#### [MATERIAL FOR THIS TASK]

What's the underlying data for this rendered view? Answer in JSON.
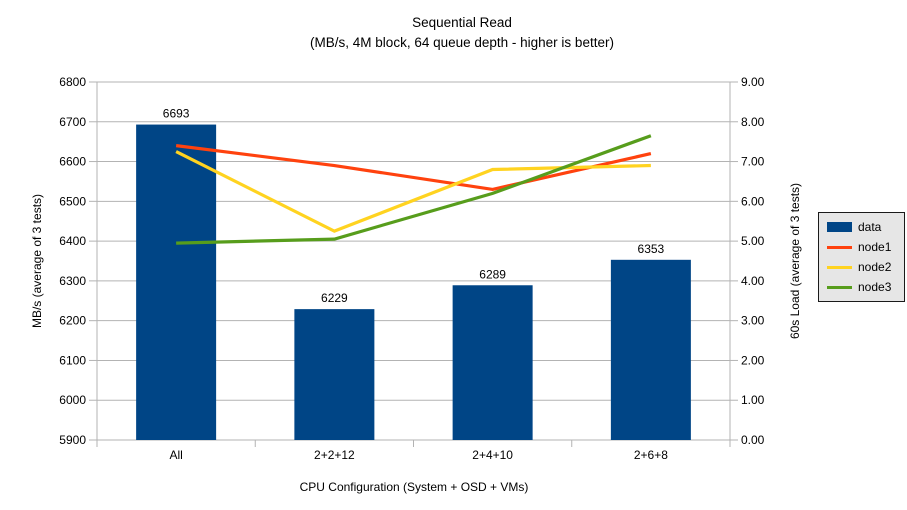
{
  "chart_data": {
    "type": "bar+line",
    "title": "Sequential Read",
    "subtitle": "(MB/s, 4M block, 64 queue depth - higher is better)",
    "categories": [
      "All",
      "2+2+12",
      "2+4+10",
      "2+6+8"
    ],
    "xlabel": "CPU Configuration (System + OSD + VMs)",
    "left_axis": {
      "label": "MB/s (average of 3 tests)",
      "min": 5900,
      "max": 6800,
      "step": 100
    },
    "right_axis": {
      "label": "60s Load (average of 3 tests)",
      "min": 0,
      "max": 9,
      "step": 1,
      "decimals": 2
    },
    "bar_series": {
      "name": "data",
      "color": "#004586",
      "axis": "left",
      "values": [
        6693,
        6229,
        6289,
        6353
      ],
      "value_labels": true
    },
    "line_series": [
      {
        "name": "node1",
        "color": "#ff420e",
        "axis": "right",
        "values": [
          7.4,
          6.9,
          6.3,
          7.2
        ]
      },
      {
        "name": "node2",
        "color": "#ffd320",
        "axis": "right",
        "values": [
          7.25,
          5.25,
          6.8,
          6.9
        ]
      },
      {
        "name": "node3",
        "color": "#579d1c",
        "axis": "right",
        "values": [
          4.95,
          5.05,
          6.2,
          7.65
        ]
      }
    ],
    "legend": {
      "position": "right",
      "background": "#e6e6e6",
      "border": "#1a1a1a"
    },
    "grid": {
      "horizontal": true,
      "vertical": false,
      "color": "#b3b3b3"
    },
    "axis_color": "#b3b3b3",
    "text_color": "#000000"
  }
}
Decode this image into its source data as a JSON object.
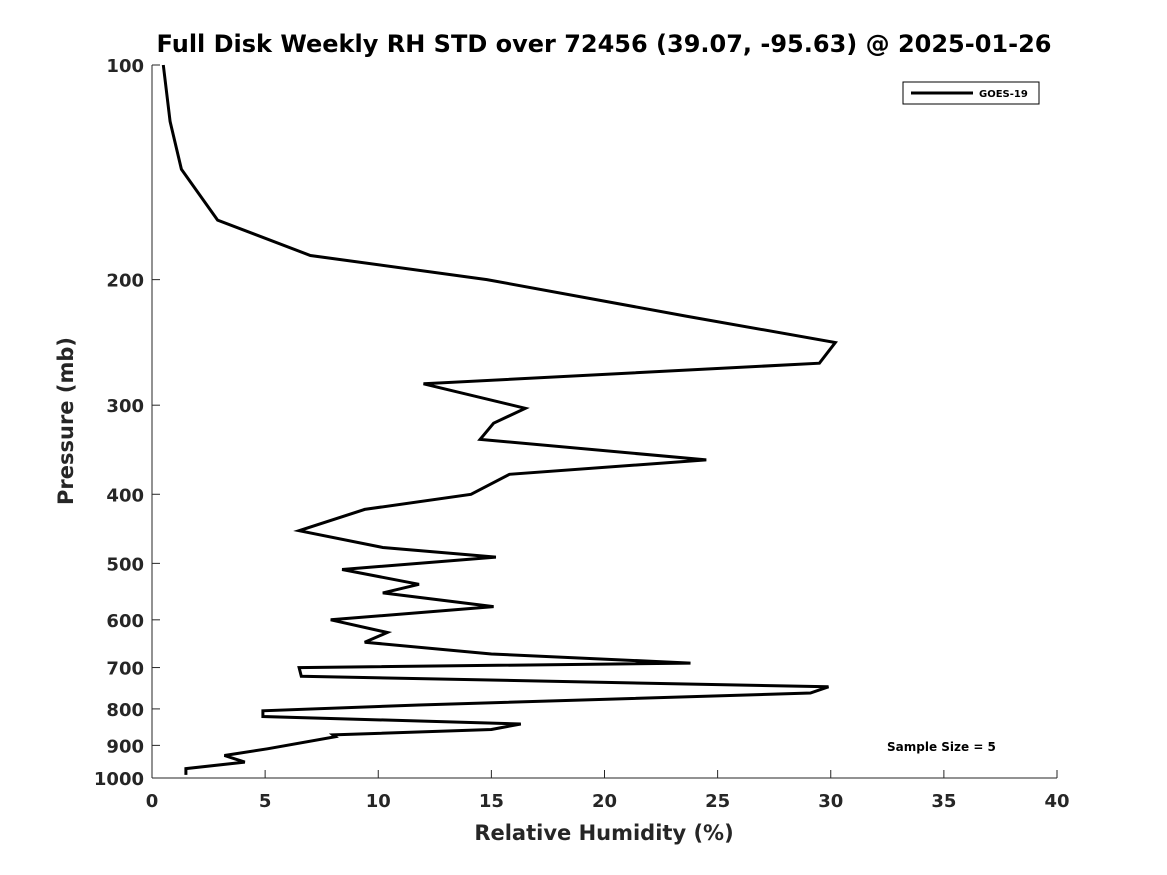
{
  "chart_data": {
    "type": "line",
    "title": "Full Disk Weekly RH STD over 72456 (39.07, -95.63) @ 2025-01-26",
    "xlabel": "Relative Humidity (%)",
    "ylabel": "Pressure (mb)",
    "xlim": [
      0,
      40
    ],
    "ylim": [
      100,
      1000
    ],
    "yscale": "log",
    "yreverse": true,
    "xticks": [
      0,
      5,
      10,
      15,
      20,
      25,
      30,
      35,
      40
    ],
    "yticks": [
      100,
      200,
      300,
      400,
      500,
      600,
      700,
      800,
      900,
      1000
    ],
    "grid": false,
    "legend": {
      "position": "top-right",
      "entries": [
        "GOES-19"
      ]
    },
    "annotation": "Sample Size = 5",
    "series": [
      {
        "name": "GOES-19",
        "color": "#000000",
        "x": [
          0.5,
          0.8,
          1.3,
          2.9,
          7.0,
          14.8,
          23.6,
          30.2,
          29.5,
          12.0,
          16.5,
          15.1,
          14.5,
          24.5,
          15.8,
          14.1,
          9.4,
          6.5,
          10.2,
          15.2,
          8.4,
          11.8,
          10.2,
          15.1,
          7.9,
          10.4,
          9.4,
          15.0,
          23.8,
          6.5,
          6.6,
          29.9,
          29.1,
          11.8,
          4.9,
          4.9,
          16.3,
          15.0,
          8.0,
          8.1,
          5.1,
          3.2,
          4.1,
          1.5,
          1.5
        ],
        "y": [
          100,
          120,
          140,
          165,
          185,
          200,
          225,
          245,
          262,
          280,
          303,
          318,
          335,
          358,
          375,
          400,
          420,
          450,
          475,
          490,
          510,
          535,
          550,
          575,
          600,
          625,
          645,
          670,
          690,
          700,
          720,
          745,
          760,
          790,
          805,
          820,
          840,
          855,
          870,
          875,
          910,
          930,
          950,
          970,
          990
        ]
      }
    ]
  }
}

#### [TASK OBJECTIVE]
Skip the pictures and transcribe the rest of the records exactly.

#### [RESULT OF THE TASK]
What's the underlying data for this rendered view? Answer in JSON.
{
  "chart_data": {
    "type": "bar+line",
    "title": "Sequential Read",
    "subtitle": "(MB/s, 4M block, 64 queue depth - higher is better)",
    "categories": [
      "All",
      "2+2+12",
      "2+4+10",
      "2+6+8"
    ],
    "xlabel": "CPU Configuration (System + OSD + VMs)",
    "left_axis": {
      "label": "MB/s (average of 3 tests)",
      "min": 5900,
      "max": 6800,
      "step": 100
    },
    "right_axis": {
      "label": "60s Load (average of 3 tests)",
      "min": 0,
      "max": 9,
      "step": 1,
      "decimals": 2
    },
    "bar_series": {
      "name": "data",
      "color": "#004586",
      "axis": "left",
      "values": [
        6693,
        6229,
        6289,
        6353
      ],
      "value_labels": true
    },
    "line_series": [
      {
        "name": "node1",
        "color": "#ff420e",
        "axis": "right",
        "values": [
          7.4,
          6.9,
          6.3,
          7.2
        ]
      },
      {
        "name": "node2",
        "color": "#ffd320",
        "axis": "right",
        "values": [
          7.25,
          5.25,
          6.8,
          6.9
        ]
      },
      {
        "name": "node3",
        "color": "#579d1c",
        "axis": "right",
        "values": [
          4.95,
          5.05,
          6.2,
          7.65
        ]
      }
    ],
    "legend": {
      "position": "right",
      "background": "#e6e6e6",
      "border": "#1a1a1a"
    },
    "grid": {
      "horizontal": true,
      "vertical": false,
      "color": "#b3b3b3"
    },
    "axis_color": "#b3b3b3",
    "text_color": "#000000"
  }
}
Decode this image into its source data as a JSON object.
{
  "chart_data": {
    "type": "line",
    "title": "Full Disk Weekly RH STD over 72456 (39.07, -95.63) @ 2025-01-26",
    "xlabel": "Relative Humidity (%)",
    "ylabel": "Pressure (mb)",
    "xlim": [
      0,
      40
    ],
    "ylim": [
      100,
      1000
    ],
    "yscale": "log",
    "yreverse": true,
    "xticks": [
      0,
      5,
      10,
      15,
      20,
      25,
      30,
      35,
      40
    ],
    "yticks": [
      100,
      200,
      300,
      400,
      500,
      600,
      700,
      800,
      900,
      1000
    ],
    "grid": false,
    "legend": {
      "position": "top-right",
      "entries": [
        "GOES-19"
      ]
    },
    "annotation": "Sample Size = 5",
    "series": [
      {
        "name": "GOES-19",
        "color": "#000000",
        "x": [
          0.5,
          0.8,
          1.3,
          2.9,
          7.0,
          14.8,
          23.6,
          30.2,
          29.5,
          12.0,
          16.5,
          15.1,
          14.5,
          24.5,
          15.8,
          14.1,
          9.4,
          6.5,
          10.2,
          15.2,
          8.4,
          11.8,
          10.2,
          15.1,
          7.9,
          10.4,
          9.4,
          15.0,
          23.8,
          6.5,
          6.6,
          29.9,
          29.1,
          11.8,
          4.9,
          4.9,
          16.3,
          15.0,
          8.0,
          8.1,
          5.1,
          3.2,
          4.1,
          1.5,
          1.5
        ],
        "y": [
          100,
          120,
          140,
          165,
          185,
          200,
          225,
          245,
          262,
          280,
          303,
          318,
          335,
          358,
          375,
          400,
          420,
          450,
          475,
          490,
          510,
          535,
          550,
          575,
          600,
          625,
          645,
          670,
          690,
          700,
          720,
          745,
          760,
          790,
          805,
          820,
          840,
          855,
          870,
          875,
          910,
          930,
          950,
          970,
          990
        ]
      }
    ]
  }
}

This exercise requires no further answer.